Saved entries
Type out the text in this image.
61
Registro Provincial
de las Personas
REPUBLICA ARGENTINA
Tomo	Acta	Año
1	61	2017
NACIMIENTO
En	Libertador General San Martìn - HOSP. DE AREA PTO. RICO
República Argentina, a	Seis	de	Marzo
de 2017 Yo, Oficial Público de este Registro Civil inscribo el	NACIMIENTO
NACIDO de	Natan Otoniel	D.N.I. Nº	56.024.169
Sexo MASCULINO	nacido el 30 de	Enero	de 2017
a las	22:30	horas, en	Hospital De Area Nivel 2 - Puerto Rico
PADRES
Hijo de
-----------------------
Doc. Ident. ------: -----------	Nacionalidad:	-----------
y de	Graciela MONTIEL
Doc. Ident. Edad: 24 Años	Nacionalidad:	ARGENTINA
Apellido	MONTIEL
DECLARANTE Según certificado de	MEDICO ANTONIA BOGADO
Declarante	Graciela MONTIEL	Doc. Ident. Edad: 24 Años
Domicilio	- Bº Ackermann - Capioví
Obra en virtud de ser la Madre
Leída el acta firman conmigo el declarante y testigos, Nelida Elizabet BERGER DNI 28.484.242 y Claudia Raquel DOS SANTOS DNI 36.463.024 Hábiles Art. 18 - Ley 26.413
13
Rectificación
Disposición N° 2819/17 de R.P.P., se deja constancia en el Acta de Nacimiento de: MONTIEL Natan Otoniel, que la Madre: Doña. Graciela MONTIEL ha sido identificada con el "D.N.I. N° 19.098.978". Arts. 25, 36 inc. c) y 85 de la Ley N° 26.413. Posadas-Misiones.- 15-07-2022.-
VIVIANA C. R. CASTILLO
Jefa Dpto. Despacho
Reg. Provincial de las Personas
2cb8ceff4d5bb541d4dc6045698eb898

(EXERCISE) Write out the full set of records exactly as given.

(CORRECT RESPONSE)
Type out the text in this image.
61
Registro Provincial
de las Personas
REPUBLICA ARGENTINA
Tomo	Acta	Año
1	61	2017
NACIMIENTO
En	Libertador General San Martìn - HOSP. DE AREA PTO. RICO
República Argentina, a	Seis	de	Marzo
de 2017 Yo, Oficial Público de este Registro Civil inscribo el	NACIMIENTO
NACIDO de	Natan Otoniel	D.N.I. Nº	56.024.169
Sexo MASCULINO	nacido el 30 de	Enero	de 2017
a las	22:30	horas, en	Hospital De Area Nivel 2 - Puerto Rico
PADRES
Hijo de
-----------------------
Doc. Ident. ------: -----------	Nacionalidad:	-----------
y de	Graciela MONTIEL
Doc. Ident. Edad: 24 Años	Nacionalidad:	ARGENTINA
Apellido	MONTIEL
DECLARANTE Según certificado de	MEDICO ANTONIA BOGADO
Declarante	Graciela MONTIEL	Doc. Ident. Edad: 24 Años
Domicilio	- Bº Ackermann - Capioví
Obra en virtud de ser la Madre
Leída el acta firman conmigo el declarante y testigos, Nelida Elizabet BERGER DNI 28.484.242 y Claudia Raquel DOS SANTOS DNI 36.463.024 Hábiles Art. 18 - Ley 26.413
13
Rectificación
Disposición N° 2819/17 de R.P.P., se deja constancia en el Acta de Nacimiento de: MONTIEL Natan Otoniel, que la Madre: Doña. Graciela MONTIEL ha sido identificada con el "D.N.I. N° 19.098.978". Arts. 25, 36 inc. c) y 85 de la Ley N° 26.413. Posadas-Misiones.- 15-07-2022.-
VIVIANA C. R. CASTILLO
Jefa Dpto. Despacho
Reg. Provincial de las Personas
2cb8ceff4d5bb541d4dc6045698eb898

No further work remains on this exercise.